Extracted data entries:
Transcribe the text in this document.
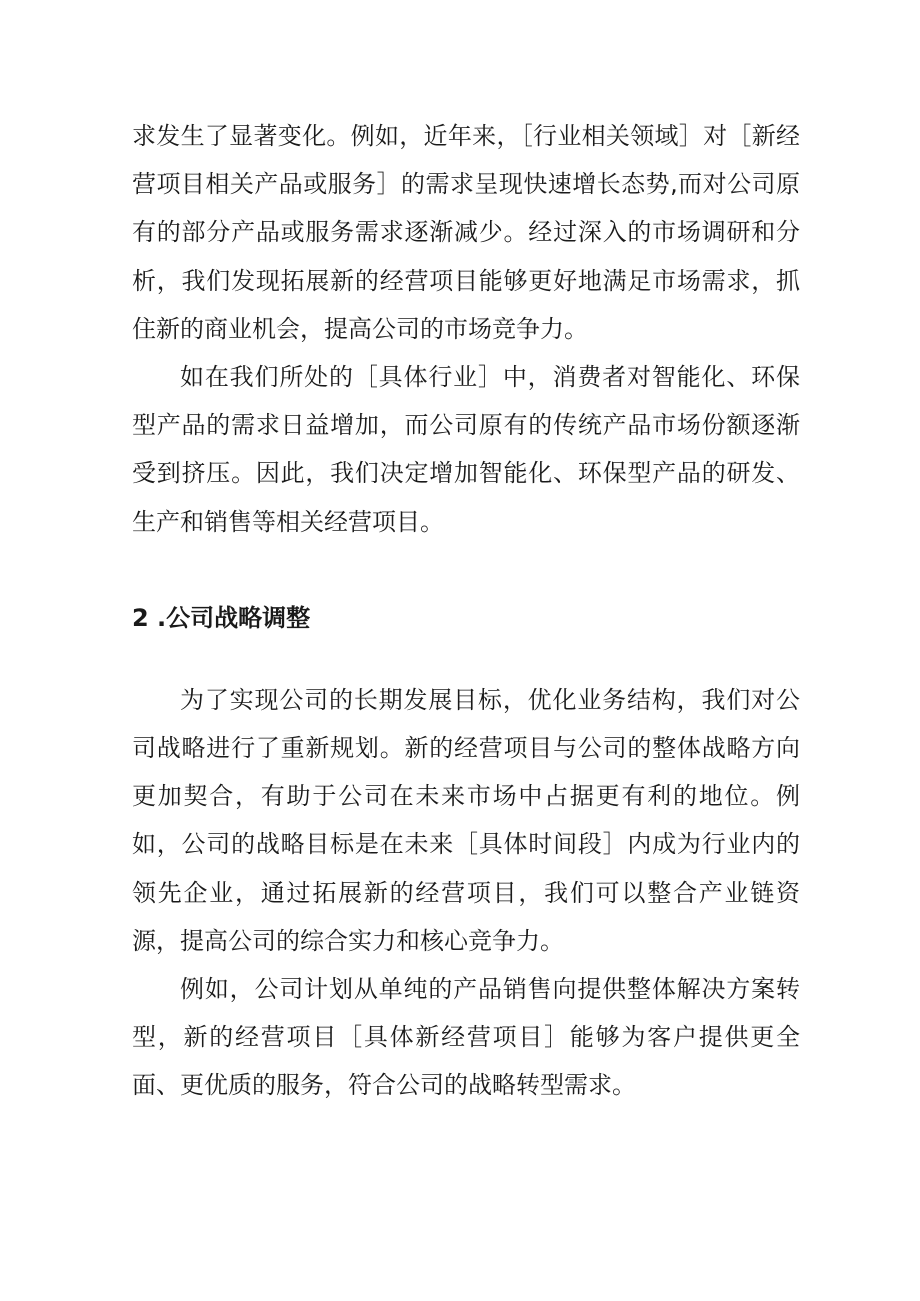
求发生了显著变化。例如，近年来，［行业相关领域］对［新经营项目相关产品或服务］的需求呈现快速增长态势,而对公司原有的部分产品或服务需求逐渐减少。经过深入的市场调研和分析，我们发现拓展新的经营项目能够更好地满足市场需求，抓住新的商业机会，提高公司的市场竞争力。

如在我们所处的［具体行业］中，消费者对智能化、环保型产品的需求日益增加，而公司原有的传统产品市场份额逐渐受到挤压。因此，我们决定增加智能化、环保型产品的研发、生产和销售等相关经营项目。

2 .公司战略调整

为了实现公司的长期发展目标，优化业务结构，我们对公司战略进行了重新规划。新的经营项目与公司的整体战略方向更加契合，有助于公司在未来市场中占据更有利的地位。例如，公司的战略目标是在未来［具体时间段］内成为行业内的领先企业，通过拓展新的经营项目，我们可以整合产业链资源，提高公司的综合实力和核心竞争力。

例如，公司计划从单纯的产品销售向提供整体解决方案转型，新的经营项目［具体新经营项目］能够为客户提供更全面、更优质的服务，符合公司的战略转型需求。
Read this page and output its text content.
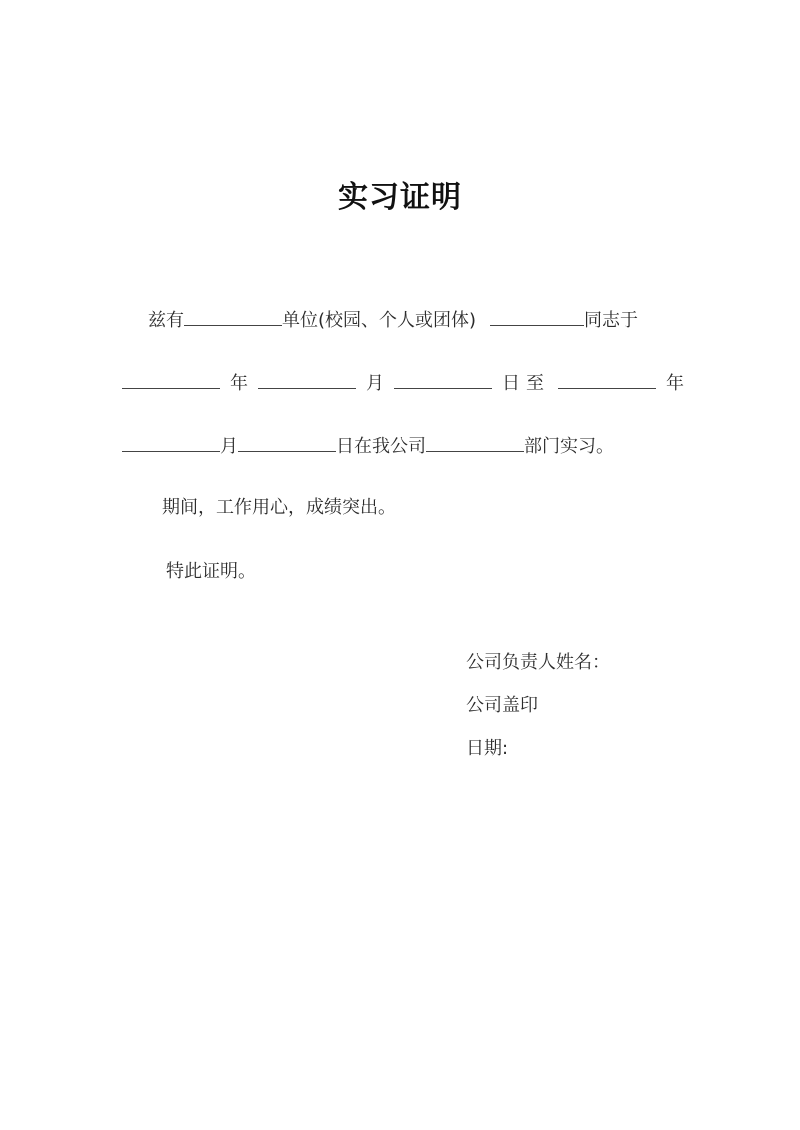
实习证明
兹有	单位(校园、个人或团体)	同志于
年	月	日 至	年
月	日在我公司	部门实习。
期间，工作用心，成绩突出。
特此证明。
公司负责人姓名：
公司盖印
日期:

__What needs to be done__.
Copy verbatim the span that begins at the line containing "Read this page and output its text content." and ends at the last line of the material, inclusive of both; exclude pictures.

__Problem solution__.
Read this page and output its text content.
实习证明
兹有	单位(校园、个人或团体)	同志于
年	月	日 至	年
月	日在我公司	部门实习。
期间，工作用心，成绩突出。
特此证明。
公司负责人姓名：
公司盖印
日期:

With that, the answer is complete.